Objective:
Find every row below that contains the string "status", matching case exactly, and copy each of those rows in full.

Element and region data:
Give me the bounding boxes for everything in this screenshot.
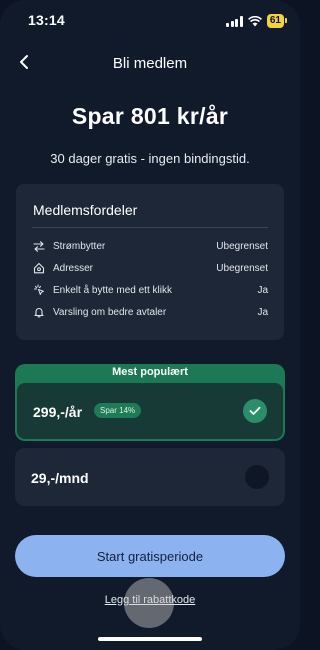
- benefit-row: Varsling om bedre avtaler Ja: [32, 304, 268, 320]
- battery-icon: 61: [266, 14, 288, 28]
- status-icons: 61: [226, 14, 288, 28]
- benefit-value: Ubegrenset: [216, 240, 268, 252]
- benefit-value: Ja: [257, 284, 268, 296]
- benefit-label: Varsling om bedre avtaler: [53, 306, 167, 318]
- monthly-price: 29,-/mnd: [31, 470, 89, 486]
- benefit-label: Strømbytter: [53, 240, 106, 252]
- savings-headline: Spar 801 kr/år: [71, 103, 229, 129]
- yearly-plan-option[interactable]: Mest populært 299,-/år Spar 14%: [15, 364, 285, 441]
- start-trial-button[interactable]: Start gratisperiode: [15, 535, 285, 577]
- yearly-price: 299,-/år: [33, 404, 83, 420]
- monthly-plan-option[interactable]: 29,-/mnd: [15, 448, 285, 506]
- savings-badge: Spar 14%: [94, 403, 142, 418]
- status-time: 13:14: [28, 12, 65, 28]
- checkmark-icon: [243, 399, 267, 423]
- page-title: Bli medlem: [112, 55, 188, 72]
- home-indicator[interactable]: [98, 637, 202, 641]
- swap-arrows-icon: [32, 240, 45, 253]
- tap-click-icon: [32, 284, 45, 297]
- radio-button[interactable]: [245, 465, 269, 489]
- phone-screen: 13:14 61 Bli medlem Spar 801 kr/år 30 da…: [0, 0, 300, 650]
- touch-indicator: [124, 578, 174, 628]
- benefit-row: Strømbytter Ubegrenset: [32, 238, 268, 254]
- signal-icon: [226, 15, 243, 27]
- divider: [32, 227, 268, 228]
- trial-subline: 30 dager gratis - ingen bindingstid.: [50, 151, 250, 166]
- benefit-value: Ubegrenset: [216, 262, 268, 274]
- yearly-plan-body: 299,-/år Spar 14%: [17, 383, 283, 439]
- benefit-value: Ja: [257, 306, 268, 318]
- benefit-row: Adresser Ubegrenset: [32, 260, 268, 276]
- home-icon: [32, 262, 45, 275]
- bell-icon: [32, 306, 45, 319]
- wifi-icon: [247, 15, 262, 26]
- benefit-label: Enkelt å bytte med ett klikk: [53, 284, 172, 296]
- benefit-row: Enkelt å bytte med ett klikk Ja: [32, 282, 268, 298]
- status-bar: 13:14 61: [0, 10, 300, 34]
- benefit-label: Adresser: [53, 262, 94, 274]
- most-popular-label: Mest populært: [112, 366, 188, 378]
- benefits-title: Medlemsfordeler: [33, 202, 138, 218]
- benefits-card: Medlemsfordeler Strømbytter Ubegrenset A…: [16, 184, 284, 340]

Task result:
- status-icons: 61: [226, 14, 288, 28]
- status-time: 13:14: [28, 12, 65, 28]
- status-bar: 13:14 61: [0, 10, 300, 34]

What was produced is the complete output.